== TO BE DONE ==
Among the entries below, find the lines with "Member" and copy them.
================
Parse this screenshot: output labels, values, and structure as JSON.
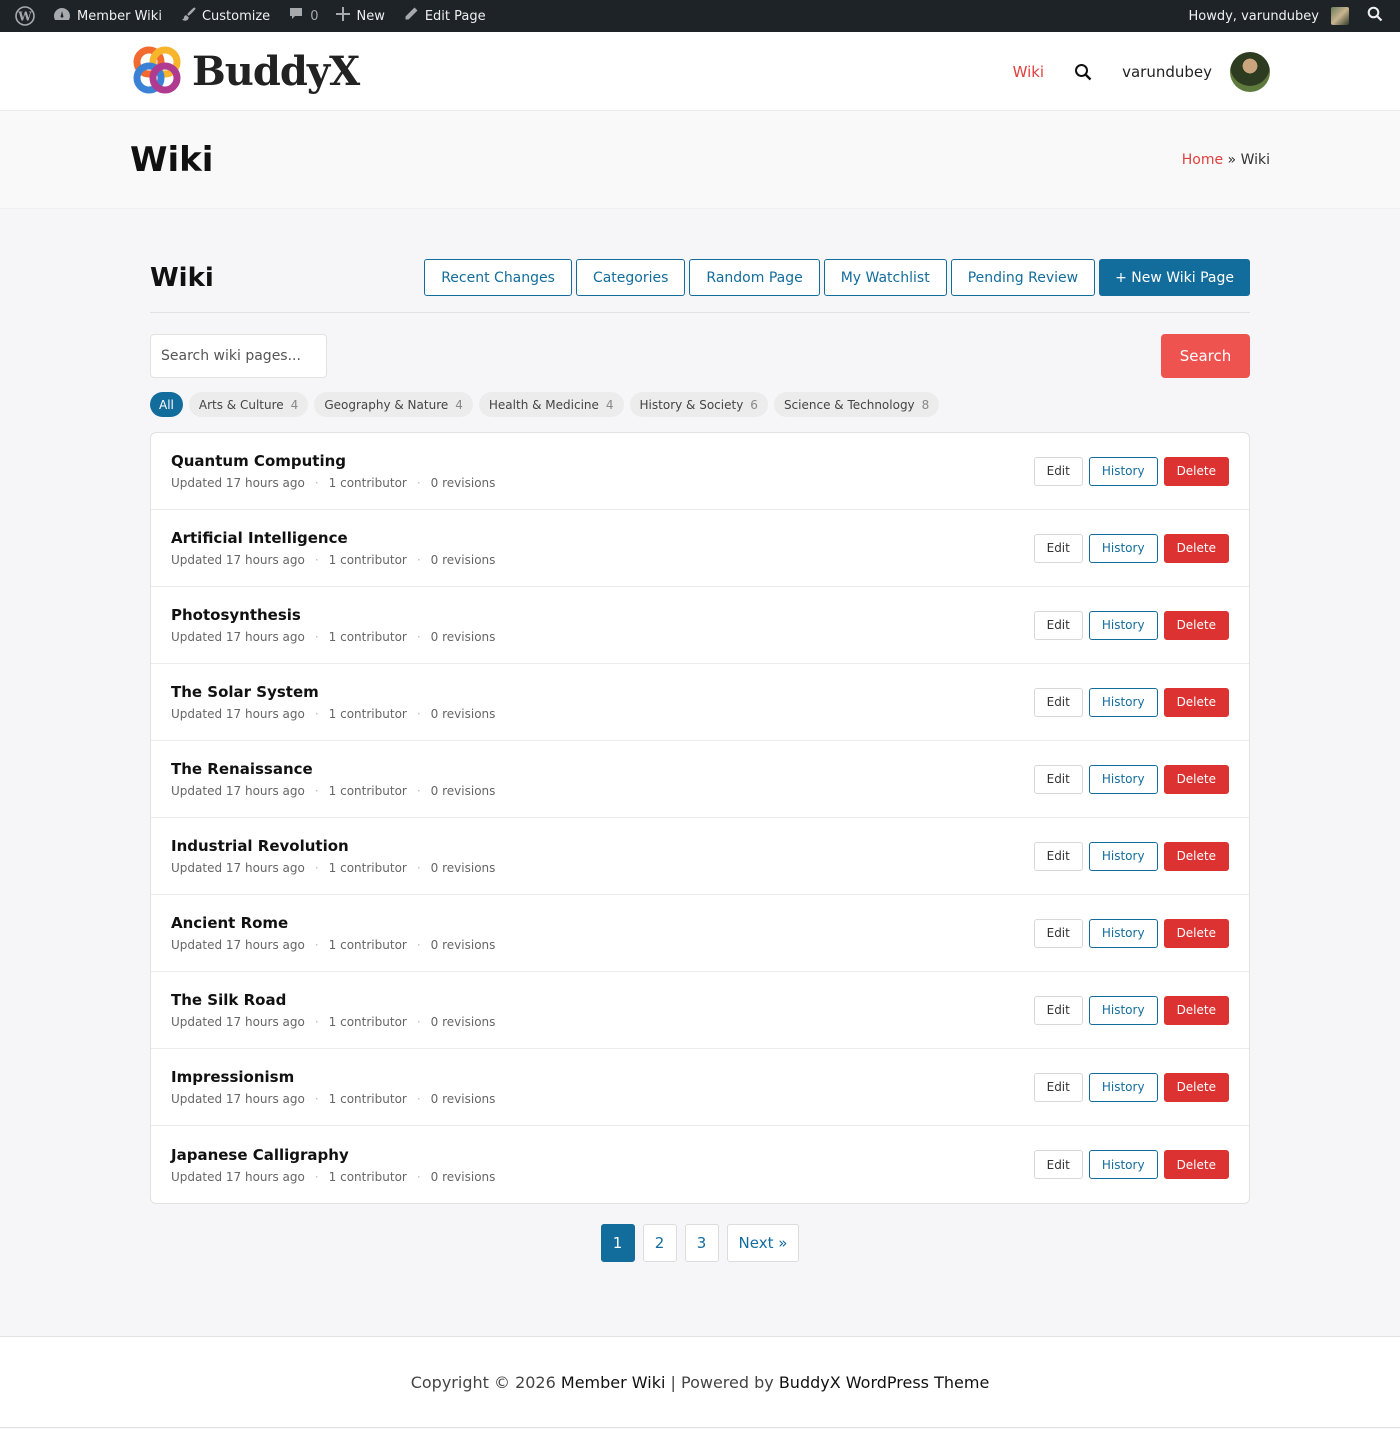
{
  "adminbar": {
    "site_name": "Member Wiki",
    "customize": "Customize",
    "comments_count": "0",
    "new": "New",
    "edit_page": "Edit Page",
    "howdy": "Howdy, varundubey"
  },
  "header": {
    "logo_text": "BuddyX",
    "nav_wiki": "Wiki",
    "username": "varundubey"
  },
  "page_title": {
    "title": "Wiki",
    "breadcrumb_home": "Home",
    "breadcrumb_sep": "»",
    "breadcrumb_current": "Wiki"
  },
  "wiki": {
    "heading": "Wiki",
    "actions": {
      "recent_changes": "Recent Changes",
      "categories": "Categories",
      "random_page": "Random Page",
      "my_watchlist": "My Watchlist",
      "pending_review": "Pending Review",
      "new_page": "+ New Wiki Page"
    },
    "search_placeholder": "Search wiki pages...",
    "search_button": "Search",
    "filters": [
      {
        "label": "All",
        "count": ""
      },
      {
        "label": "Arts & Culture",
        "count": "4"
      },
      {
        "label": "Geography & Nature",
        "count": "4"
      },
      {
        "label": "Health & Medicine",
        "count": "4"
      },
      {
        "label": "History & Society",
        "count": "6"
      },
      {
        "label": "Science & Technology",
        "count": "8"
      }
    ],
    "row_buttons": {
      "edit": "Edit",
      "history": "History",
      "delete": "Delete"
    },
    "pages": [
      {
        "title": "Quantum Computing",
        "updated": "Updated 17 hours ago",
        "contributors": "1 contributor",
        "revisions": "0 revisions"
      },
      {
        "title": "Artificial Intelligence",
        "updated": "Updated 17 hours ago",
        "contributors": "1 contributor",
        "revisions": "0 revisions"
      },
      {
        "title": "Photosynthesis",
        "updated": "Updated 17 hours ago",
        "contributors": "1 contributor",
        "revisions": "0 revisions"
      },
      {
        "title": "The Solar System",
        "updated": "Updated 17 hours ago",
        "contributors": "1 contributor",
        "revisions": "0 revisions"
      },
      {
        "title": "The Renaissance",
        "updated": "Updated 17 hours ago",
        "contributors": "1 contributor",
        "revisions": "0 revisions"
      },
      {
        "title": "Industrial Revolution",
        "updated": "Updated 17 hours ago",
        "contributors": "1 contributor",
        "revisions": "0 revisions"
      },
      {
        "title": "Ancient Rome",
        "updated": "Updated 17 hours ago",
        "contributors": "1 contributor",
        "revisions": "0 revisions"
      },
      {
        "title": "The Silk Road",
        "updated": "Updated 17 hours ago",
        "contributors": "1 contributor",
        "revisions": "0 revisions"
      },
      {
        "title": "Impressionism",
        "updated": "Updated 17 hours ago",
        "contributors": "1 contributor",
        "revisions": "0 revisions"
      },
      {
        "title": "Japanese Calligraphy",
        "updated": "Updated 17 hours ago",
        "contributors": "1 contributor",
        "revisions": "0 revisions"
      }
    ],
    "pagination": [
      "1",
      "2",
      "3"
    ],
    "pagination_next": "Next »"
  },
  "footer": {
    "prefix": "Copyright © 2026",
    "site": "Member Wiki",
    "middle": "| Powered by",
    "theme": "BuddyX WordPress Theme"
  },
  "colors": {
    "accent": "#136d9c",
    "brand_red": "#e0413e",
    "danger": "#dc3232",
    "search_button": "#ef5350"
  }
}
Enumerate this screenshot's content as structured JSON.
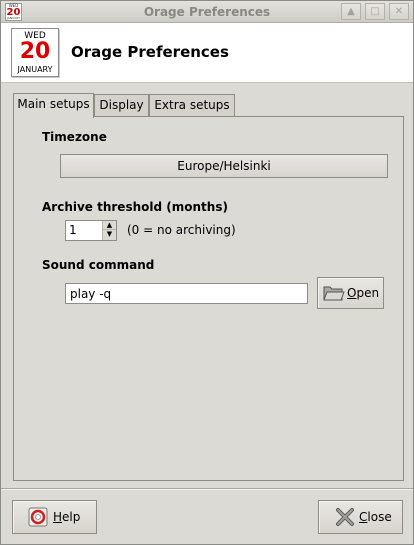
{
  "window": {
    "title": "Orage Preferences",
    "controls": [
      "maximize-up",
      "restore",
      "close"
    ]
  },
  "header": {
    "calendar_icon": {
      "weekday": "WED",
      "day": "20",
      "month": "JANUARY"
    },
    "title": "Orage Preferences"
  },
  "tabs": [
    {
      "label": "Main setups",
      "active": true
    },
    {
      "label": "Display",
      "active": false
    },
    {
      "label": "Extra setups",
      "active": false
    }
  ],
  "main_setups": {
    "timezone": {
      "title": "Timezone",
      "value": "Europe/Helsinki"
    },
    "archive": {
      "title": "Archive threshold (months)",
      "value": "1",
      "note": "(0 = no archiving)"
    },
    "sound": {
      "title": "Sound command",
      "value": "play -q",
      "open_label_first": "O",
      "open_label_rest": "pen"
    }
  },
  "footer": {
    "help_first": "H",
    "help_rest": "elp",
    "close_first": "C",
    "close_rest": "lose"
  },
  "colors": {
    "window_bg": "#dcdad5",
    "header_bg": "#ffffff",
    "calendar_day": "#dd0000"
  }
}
================
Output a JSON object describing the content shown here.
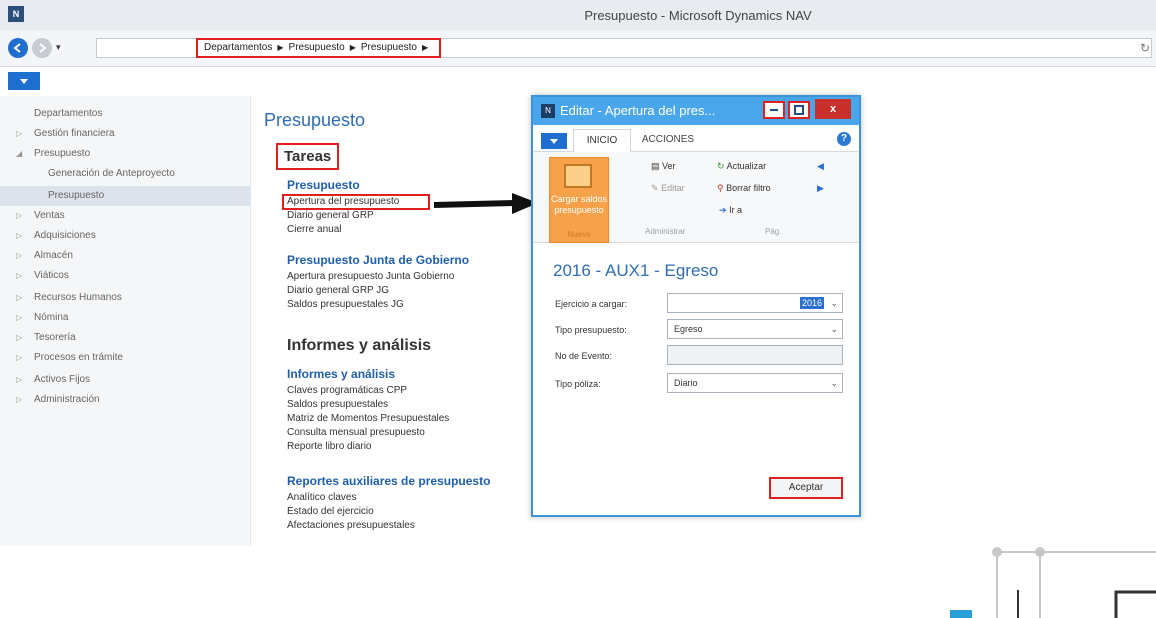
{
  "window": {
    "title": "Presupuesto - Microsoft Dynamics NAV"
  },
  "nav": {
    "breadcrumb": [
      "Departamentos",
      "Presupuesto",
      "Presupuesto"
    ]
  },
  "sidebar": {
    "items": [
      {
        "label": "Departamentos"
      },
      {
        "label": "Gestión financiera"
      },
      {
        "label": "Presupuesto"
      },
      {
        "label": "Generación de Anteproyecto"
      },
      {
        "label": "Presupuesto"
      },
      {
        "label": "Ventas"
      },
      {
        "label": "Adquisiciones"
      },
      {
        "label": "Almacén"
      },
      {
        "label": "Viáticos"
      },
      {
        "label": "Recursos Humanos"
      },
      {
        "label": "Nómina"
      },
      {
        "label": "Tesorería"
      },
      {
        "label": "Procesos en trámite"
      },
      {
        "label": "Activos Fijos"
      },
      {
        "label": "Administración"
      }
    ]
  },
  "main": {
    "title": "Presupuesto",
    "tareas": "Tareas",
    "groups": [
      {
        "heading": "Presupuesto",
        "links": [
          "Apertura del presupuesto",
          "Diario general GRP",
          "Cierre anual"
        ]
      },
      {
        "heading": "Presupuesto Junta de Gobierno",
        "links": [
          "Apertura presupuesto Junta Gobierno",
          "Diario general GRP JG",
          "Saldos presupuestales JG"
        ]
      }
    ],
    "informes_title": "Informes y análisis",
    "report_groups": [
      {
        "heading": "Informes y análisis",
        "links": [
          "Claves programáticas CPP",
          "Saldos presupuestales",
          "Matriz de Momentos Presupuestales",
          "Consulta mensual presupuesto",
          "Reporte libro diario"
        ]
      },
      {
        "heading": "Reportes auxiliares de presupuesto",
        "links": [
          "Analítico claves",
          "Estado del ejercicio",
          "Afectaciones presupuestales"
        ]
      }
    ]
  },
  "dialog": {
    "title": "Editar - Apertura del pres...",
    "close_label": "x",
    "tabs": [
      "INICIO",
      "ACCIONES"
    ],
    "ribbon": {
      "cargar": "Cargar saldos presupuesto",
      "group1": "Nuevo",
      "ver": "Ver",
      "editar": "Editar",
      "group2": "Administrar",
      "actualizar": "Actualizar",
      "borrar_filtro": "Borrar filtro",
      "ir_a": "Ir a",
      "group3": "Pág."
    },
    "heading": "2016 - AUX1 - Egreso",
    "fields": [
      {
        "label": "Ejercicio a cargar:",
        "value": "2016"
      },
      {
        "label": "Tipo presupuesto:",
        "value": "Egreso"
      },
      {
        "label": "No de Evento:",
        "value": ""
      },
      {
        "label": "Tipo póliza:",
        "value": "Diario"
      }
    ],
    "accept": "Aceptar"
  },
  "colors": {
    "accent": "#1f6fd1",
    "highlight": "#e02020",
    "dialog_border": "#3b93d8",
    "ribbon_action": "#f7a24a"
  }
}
================
== EXPECTED ANSWER ==
    "site_name": "Member Wiki",
    "site": "Member Wiki",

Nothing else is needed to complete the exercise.